» **YOUR GOAL**
Skip every picture and transcribe the remaining material exactly.
## start
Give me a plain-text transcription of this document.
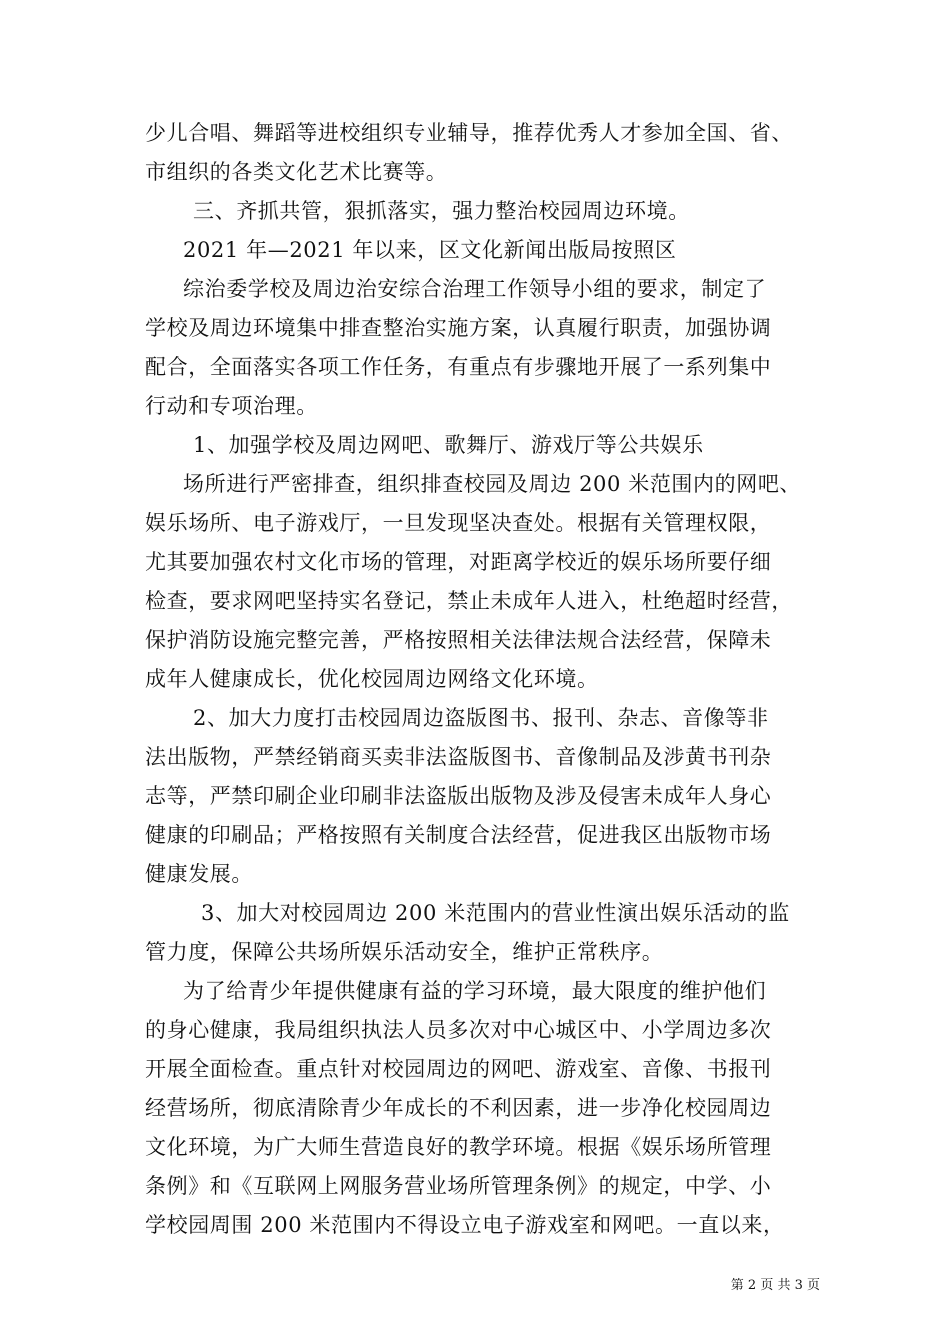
少儿合唱、舞蹈等进校组织专业辅导，推荐优秀人才参加全国、省、
市组织的各类文化艺术比赛等。
三、齐抓共管，狠抓落实，强力整治校园周边环境。
2021 年—2021 年以来，区文化新闻出版局按照区
综治委学校及周边治安综合治理工作领导小组的要求，制定了
学校及周边环境集中排查整治实施方案，认真履行职责，加强协调
配合，全面落实各项工作任务，有重点有步骤地开展了一系列集中
行动和专项治理。
1、加强学校及周边网吧、歌舞厅、游戏厅等公共娱乐
场所进行严密排查，组织排查校园及周边 200 米范围内的网吧、
娱乐场所、电子游戏厅，一旦发现坚决查处。根据有关管理权限，
尤其要加强农村文化市场的管理，对距离学校近的娱乐场所要仔细
检查，要求网吧坚持实名登记，禁止未成年人进入，杜绝超时经营，
保护消防设施完整完善，严格按照相关法律法规合法经营，保障未
成年人健康成长，优化校园周边网络文化环境。
2、加大力度打击校园周边盗版图书、报刊、杂志、音像等非
法出版物，严禁经销商买卖非法盗版图书、音像制品及涉黄书刊杂
志等，严禁印刷企业印刷非法盗版出版物及涉及侵害未成年人身心
健康的印刷品；严格按照有关制度合法经营，促进我区出版物市场
健康发展。
3、加大对校园周边 200 米范围内的营业性演出娱乐活动的监
管力度，保障公共场所娱乐活动安全，维护正常秩序。
为了给青少年提供健康有益的学习环境，最大限度的维护他们
的身心健康，我局组织执法人员多次对中心城区中、小学周边多次
开展全面检查。重点针对校园周边的网吧、游戏室、音像、书报刊
经营场所，彻底清除青少年成长的不利因素，进一步净化校园周边
文化环境，为广大师生营造良好的教学环境。根据《娱乐场所管理
条例》和《互联网上网服务营业场所管理条例》的规定，中学、小
学校园周围 200 米范围内不得设立电子游戏室和网吧。一直以来，
第 2 页 共 3 页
## end
» **THE SOLUTION**
Give me a plain-text transcription of this document.
少儿合唱、舞蹈等进校组织专业辅导，推荐优秀人才参加全国、省、
市组织的各类文化艺术比赛等。
三、齐抓共管，狠抓落实，强力整治校园周边环境。
2021 年—2021 年以来，区文化新闻出版局按照区
综治委学校及周边治安综合治理工作领导小组的要求，制定了
学校及周边环境集中排查整治实施方案，认真履行职责，加强协调
配合，全面落实各项工作任务，有重点有步骤地开展了一系列集中
行动和专项治理。
1、加强学校及周边网吧、歌舞厅、游戏厅等公共娱乐
场所进行严密排查，组织排查校园及周边 200 米范围内的网吧、
娱乐场所、电子游戏厅，一旦发现坚决查处。根据有关管理权限，
尤其要加强农村文化市场的管理，对距离学校近的娱乐场所要仔细
检查，要求网吧坚持实名登记，禁止未成年人进入，杜绝超时经营，
保护消防设施完整完善，严格按照相关法律法规合法经营，保障未
成年人健康成长，优化校园周边网络文化环境。
2、加大力度打击校园周边盗版图书、报刊、杂志、音像等非
法出版物，严禁经销商买卖非法盗版图书、音像制品及涉黄书刊杂
志等，严禁印刷企业印刷非法盗版出版物及涉及侵害未成年人身心
健康的印刷品；严格按照有关制度合法经营，促进我区出版物市场
健康发展。
3、加大对校园周边 200 米范围内的营业性演出娱乐活动的监
管力度，保障公共场所娱乐活动安全，维护正常秩序。
为了给青少年提供健康有益的学习环境，最大限度的维护他们
的身心健康，我局组织执法人员多次对中心城区中、小学周边多次
开展全面检查。重点针对校园周边的网吧、游戏室、音像、书报刊
经营场所，彻底清除青少年成长的不利因素，进一步净化校园周边
文化环境，为广大师生营造良好的教学环境。根据《娱乐场所管理
条例》和《互联网上网服务营业场所管理条例》的规定，中学、小
学校园周围 200 米范围内不得设立电子游戏室和网吧。一直以来，
第 2 页 共 3 页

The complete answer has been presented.